AIM OF THE EXERCISE: Using the listing below, copy every line that mentions "legend".

ROWS:
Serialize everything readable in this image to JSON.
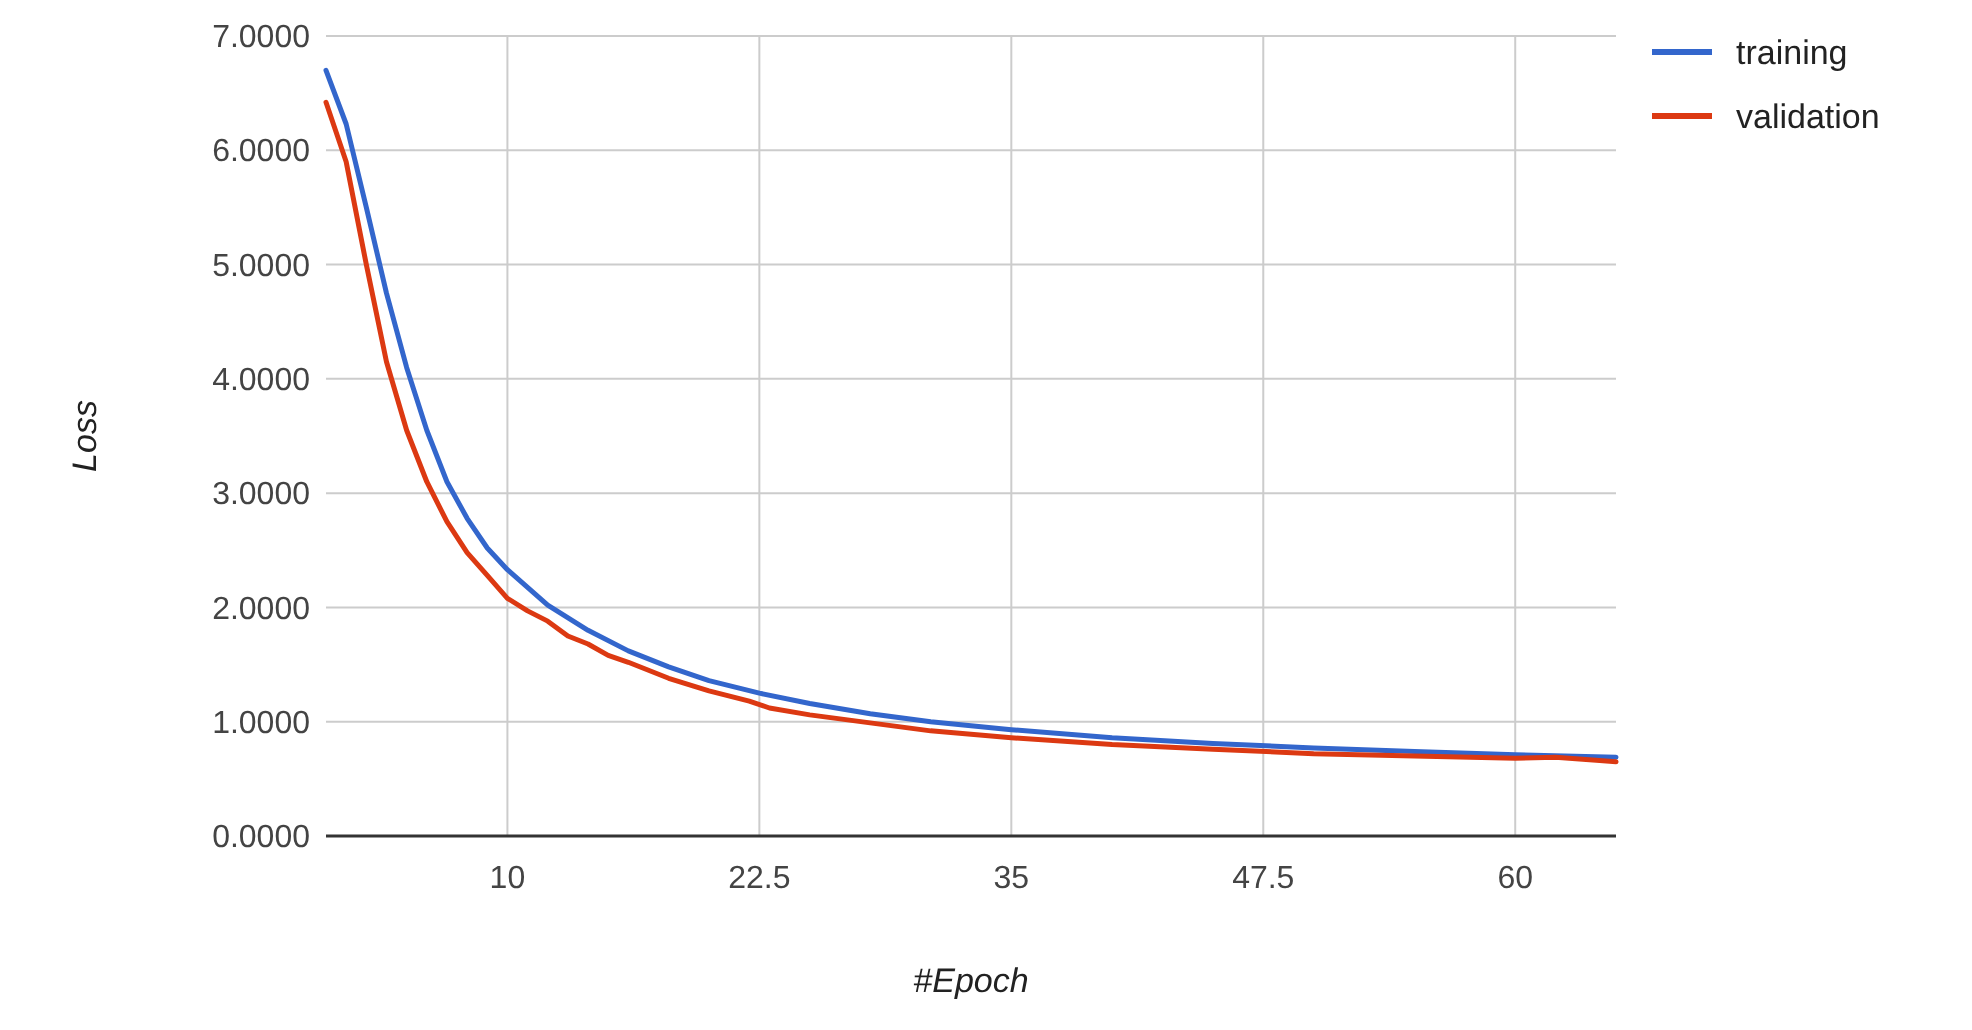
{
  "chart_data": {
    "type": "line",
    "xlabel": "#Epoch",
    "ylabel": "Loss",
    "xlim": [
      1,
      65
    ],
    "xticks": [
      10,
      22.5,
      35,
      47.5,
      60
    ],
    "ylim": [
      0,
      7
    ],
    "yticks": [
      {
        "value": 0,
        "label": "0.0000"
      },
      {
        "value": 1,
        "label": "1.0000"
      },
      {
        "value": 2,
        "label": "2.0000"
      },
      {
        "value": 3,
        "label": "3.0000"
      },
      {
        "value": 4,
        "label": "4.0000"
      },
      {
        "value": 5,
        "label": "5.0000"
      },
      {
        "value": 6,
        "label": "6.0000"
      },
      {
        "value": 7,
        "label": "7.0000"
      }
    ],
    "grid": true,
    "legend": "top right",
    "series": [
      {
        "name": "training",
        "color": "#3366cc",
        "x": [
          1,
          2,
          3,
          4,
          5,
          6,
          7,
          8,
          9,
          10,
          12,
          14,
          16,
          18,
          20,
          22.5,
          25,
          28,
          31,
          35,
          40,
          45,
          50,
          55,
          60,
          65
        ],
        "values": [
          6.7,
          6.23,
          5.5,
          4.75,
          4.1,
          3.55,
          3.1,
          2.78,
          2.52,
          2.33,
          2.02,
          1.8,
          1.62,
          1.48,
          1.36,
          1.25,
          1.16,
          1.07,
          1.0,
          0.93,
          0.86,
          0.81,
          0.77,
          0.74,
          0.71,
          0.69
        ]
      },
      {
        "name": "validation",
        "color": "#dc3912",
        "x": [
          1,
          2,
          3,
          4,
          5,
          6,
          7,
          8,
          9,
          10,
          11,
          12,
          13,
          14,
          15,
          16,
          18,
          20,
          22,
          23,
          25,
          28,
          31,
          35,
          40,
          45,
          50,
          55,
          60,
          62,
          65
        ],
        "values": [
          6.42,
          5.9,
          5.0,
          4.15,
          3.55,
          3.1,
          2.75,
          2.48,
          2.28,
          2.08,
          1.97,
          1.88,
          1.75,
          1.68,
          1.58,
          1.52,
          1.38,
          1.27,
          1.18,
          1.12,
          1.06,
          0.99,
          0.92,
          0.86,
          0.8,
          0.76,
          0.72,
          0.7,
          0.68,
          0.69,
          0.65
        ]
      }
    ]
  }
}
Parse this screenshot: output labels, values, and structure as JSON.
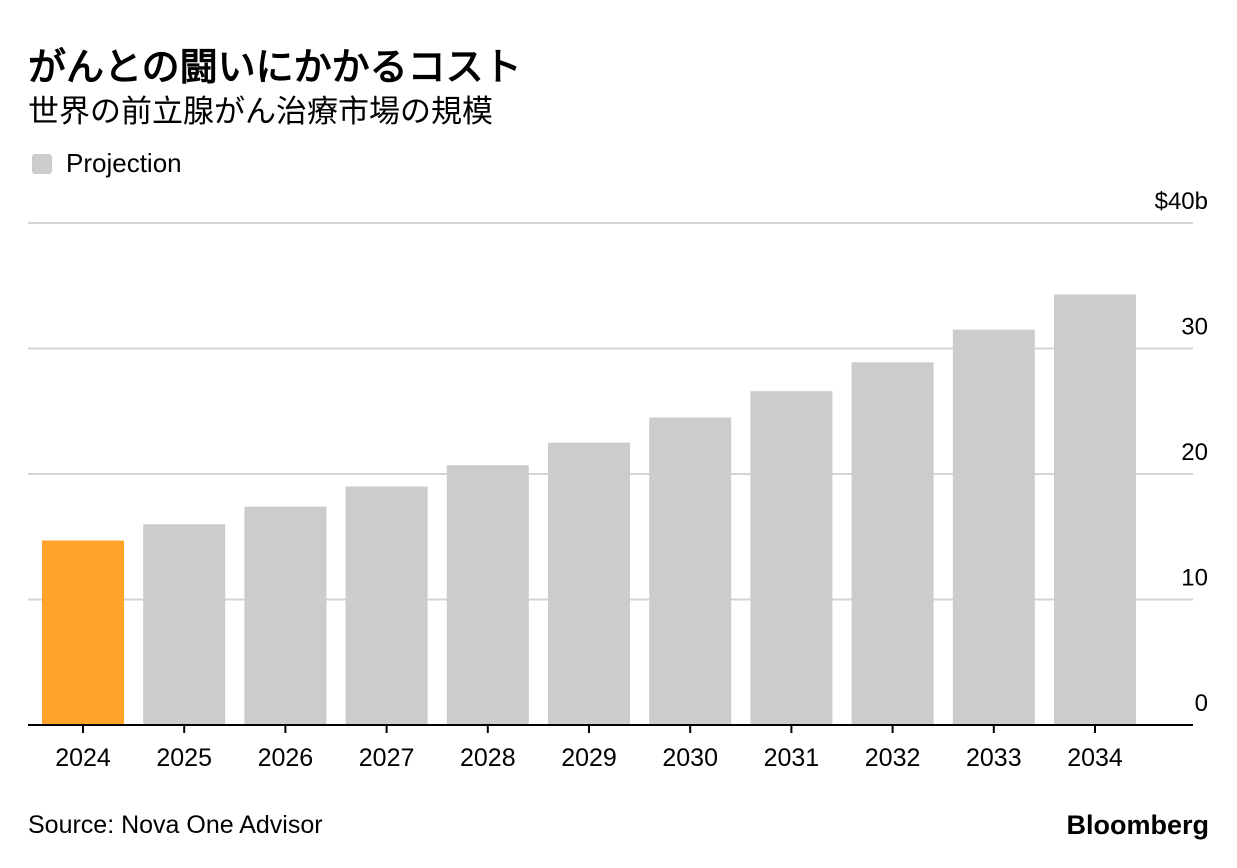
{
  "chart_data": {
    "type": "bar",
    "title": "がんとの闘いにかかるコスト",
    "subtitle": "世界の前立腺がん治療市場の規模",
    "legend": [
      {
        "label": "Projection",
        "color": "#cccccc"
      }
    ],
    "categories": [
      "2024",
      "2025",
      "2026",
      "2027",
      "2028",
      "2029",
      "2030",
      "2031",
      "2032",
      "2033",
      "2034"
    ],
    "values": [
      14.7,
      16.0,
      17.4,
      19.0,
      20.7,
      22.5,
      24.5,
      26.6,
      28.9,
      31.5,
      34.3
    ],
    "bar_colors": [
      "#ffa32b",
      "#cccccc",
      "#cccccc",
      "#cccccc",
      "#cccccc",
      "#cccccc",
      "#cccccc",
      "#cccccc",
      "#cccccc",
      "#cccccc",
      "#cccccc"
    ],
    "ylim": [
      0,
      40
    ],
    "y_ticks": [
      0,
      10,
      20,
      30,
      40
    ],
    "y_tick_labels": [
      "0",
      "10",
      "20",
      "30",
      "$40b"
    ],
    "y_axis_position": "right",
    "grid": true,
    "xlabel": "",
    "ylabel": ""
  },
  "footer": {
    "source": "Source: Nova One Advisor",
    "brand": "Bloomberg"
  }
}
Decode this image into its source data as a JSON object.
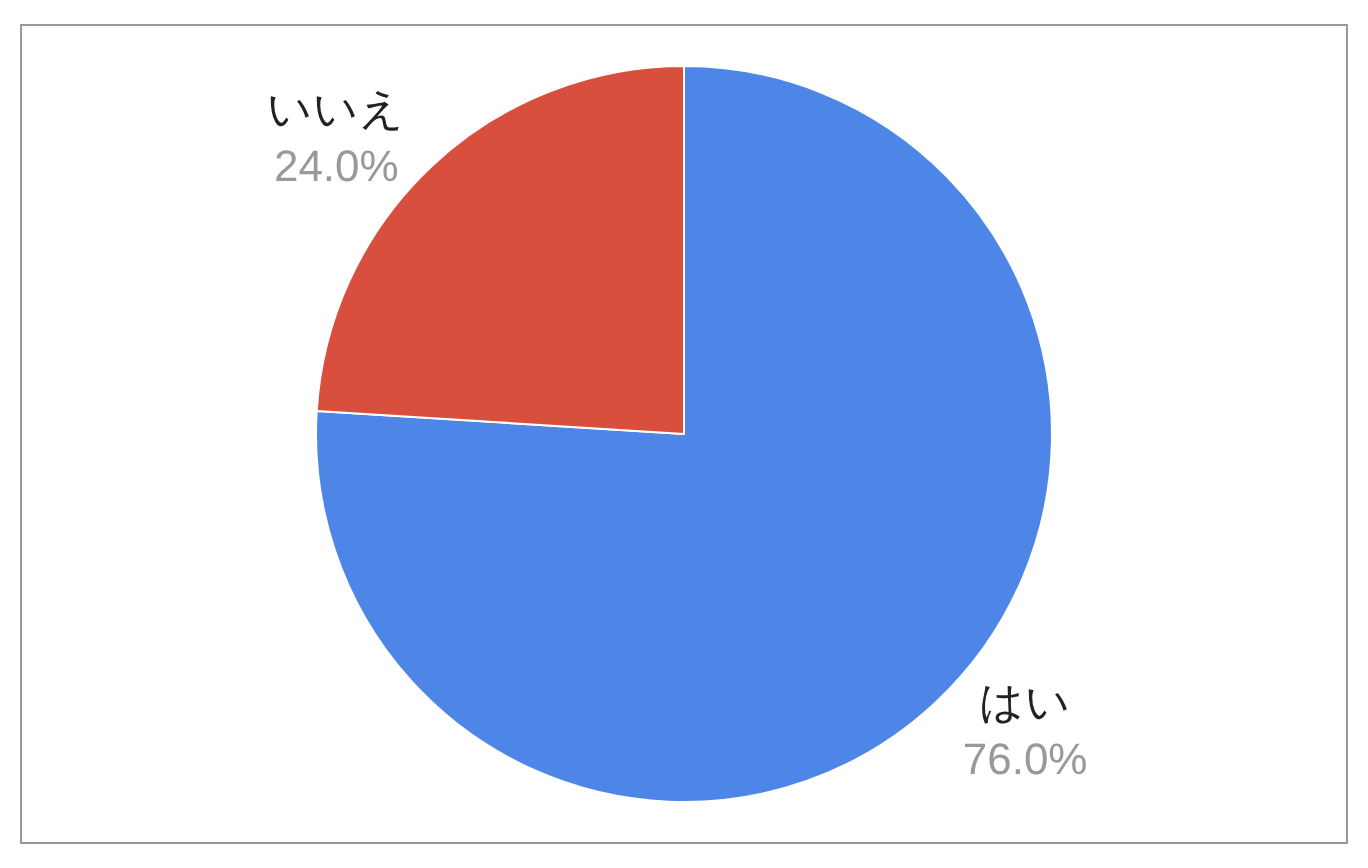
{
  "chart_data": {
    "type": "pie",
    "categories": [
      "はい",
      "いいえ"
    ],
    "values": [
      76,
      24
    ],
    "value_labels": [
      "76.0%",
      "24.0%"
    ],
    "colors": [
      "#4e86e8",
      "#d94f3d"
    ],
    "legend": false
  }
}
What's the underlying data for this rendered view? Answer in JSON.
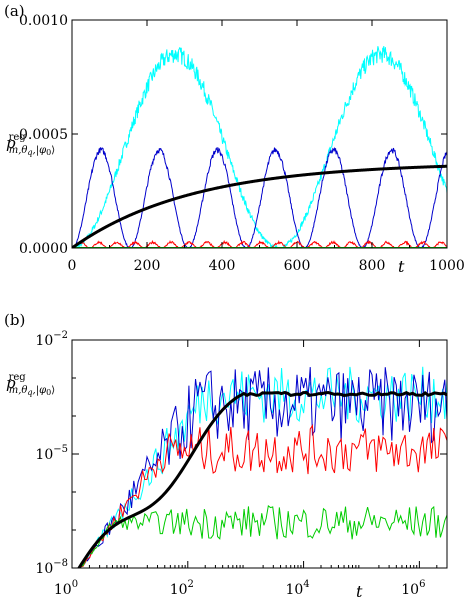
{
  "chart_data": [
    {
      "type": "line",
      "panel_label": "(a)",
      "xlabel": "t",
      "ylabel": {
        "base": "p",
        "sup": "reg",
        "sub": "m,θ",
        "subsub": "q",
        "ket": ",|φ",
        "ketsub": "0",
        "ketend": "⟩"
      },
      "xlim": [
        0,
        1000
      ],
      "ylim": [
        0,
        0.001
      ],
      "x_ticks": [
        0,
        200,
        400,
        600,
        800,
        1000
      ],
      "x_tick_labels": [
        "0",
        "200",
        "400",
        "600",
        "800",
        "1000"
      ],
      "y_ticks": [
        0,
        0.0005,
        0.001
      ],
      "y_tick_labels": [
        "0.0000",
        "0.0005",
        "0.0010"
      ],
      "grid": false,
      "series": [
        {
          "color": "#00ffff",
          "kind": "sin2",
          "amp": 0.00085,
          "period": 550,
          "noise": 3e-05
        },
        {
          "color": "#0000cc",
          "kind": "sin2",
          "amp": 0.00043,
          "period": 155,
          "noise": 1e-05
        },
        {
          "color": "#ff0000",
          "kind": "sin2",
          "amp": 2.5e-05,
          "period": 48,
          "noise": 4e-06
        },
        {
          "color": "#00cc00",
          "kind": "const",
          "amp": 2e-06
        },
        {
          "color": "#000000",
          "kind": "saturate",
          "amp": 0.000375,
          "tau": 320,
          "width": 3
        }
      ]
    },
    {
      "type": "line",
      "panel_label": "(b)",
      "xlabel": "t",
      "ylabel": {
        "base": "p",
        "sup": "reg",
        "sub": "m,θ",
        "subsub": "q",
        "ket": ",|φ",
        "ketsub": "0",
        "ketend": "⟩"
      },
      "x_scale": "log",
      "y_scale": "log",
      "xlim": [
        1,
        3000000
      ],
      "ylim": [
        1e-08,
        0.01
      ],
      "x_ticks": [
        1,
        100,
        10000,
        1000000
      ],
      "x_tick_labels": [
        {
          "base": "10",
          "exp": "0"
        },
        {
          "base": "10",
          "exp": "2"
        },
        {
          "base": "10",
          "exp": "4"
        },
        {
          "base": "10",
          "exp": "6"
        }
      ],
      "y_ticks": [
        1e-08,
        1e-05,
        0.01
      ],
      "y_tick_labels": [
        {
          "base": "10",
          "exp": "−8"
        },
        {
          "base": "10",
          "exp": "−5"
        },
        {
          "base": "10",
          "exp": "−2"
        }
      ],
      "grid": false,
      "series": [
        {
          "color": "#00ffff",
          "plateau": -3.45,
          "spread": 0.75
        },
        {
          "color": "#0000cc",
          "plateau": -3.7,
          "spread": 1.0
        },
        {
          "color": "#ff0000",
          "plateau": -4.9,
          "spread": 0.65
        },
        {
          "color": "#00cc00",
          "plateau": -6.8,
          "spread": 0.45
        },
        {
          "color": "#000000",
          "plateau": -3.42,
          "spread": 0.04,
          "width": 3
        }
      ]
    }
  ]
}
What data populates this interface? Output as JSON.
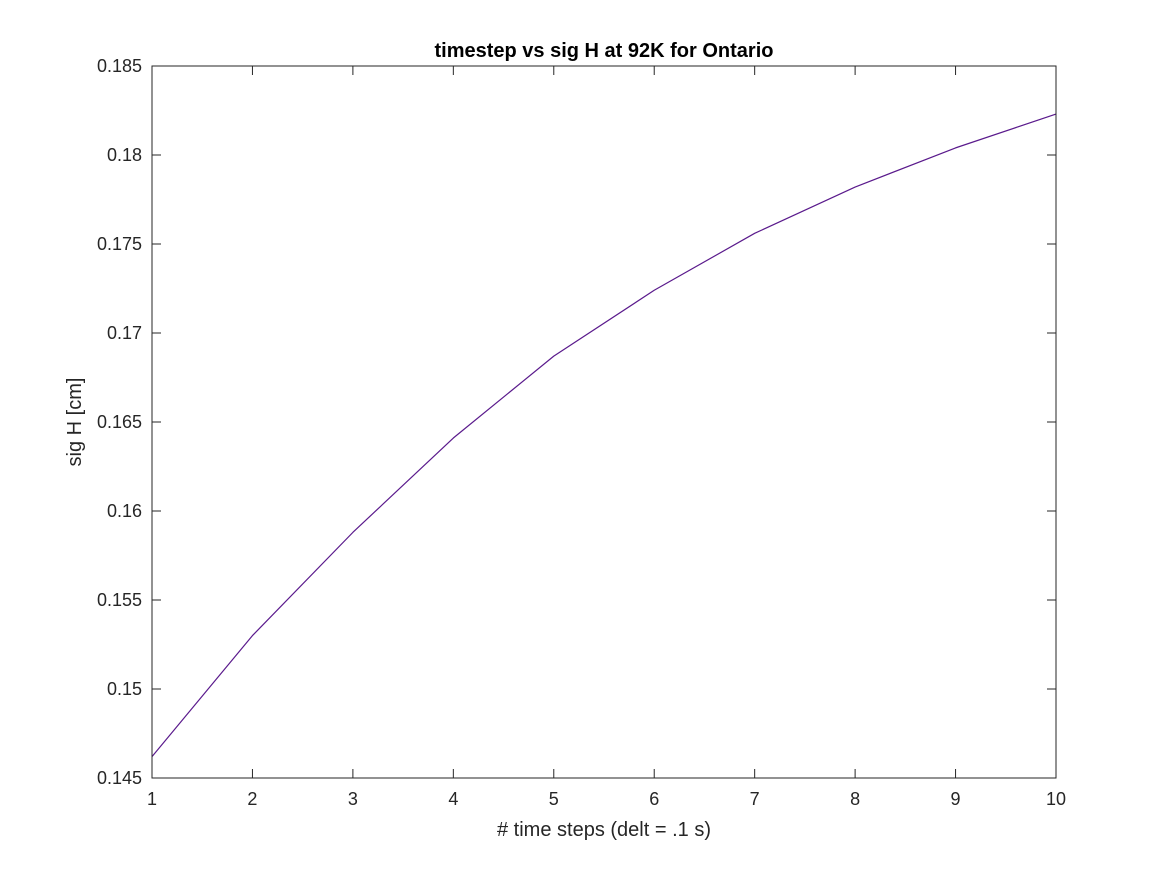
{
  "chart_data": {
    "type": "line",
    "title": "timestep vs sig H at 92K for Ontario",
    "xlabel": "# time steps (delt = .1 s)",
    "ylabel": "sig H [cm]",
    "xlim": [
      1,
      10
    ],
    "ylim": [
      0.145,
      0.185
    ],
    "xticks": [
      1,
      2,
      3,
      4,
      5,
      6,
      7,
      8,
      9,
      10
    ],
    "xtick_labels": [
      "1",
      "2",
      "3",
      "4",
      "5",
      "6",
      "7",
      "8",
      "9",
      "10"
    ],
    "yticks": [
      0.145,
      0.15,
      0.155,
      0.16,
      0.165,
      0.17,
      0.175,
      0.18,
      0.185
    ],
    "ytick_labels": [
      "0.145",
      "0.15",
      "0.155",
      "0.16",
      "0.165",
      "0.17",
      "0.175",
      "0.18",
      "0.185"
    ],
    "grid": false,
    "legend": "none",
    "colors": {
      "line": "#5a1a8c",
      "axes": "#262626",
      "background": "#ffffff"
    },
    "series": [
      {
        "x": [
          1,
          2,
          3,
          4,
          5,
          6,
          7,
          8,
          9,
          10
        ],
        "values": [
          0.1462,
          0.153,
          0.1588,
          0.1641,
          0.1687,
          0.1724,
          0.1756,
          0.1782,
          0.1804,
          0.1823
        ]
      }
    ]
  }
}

WRITTEN RESPONSE:
    "legend": "top right",
    "legend": [
    "legend": false
    "legend": "none",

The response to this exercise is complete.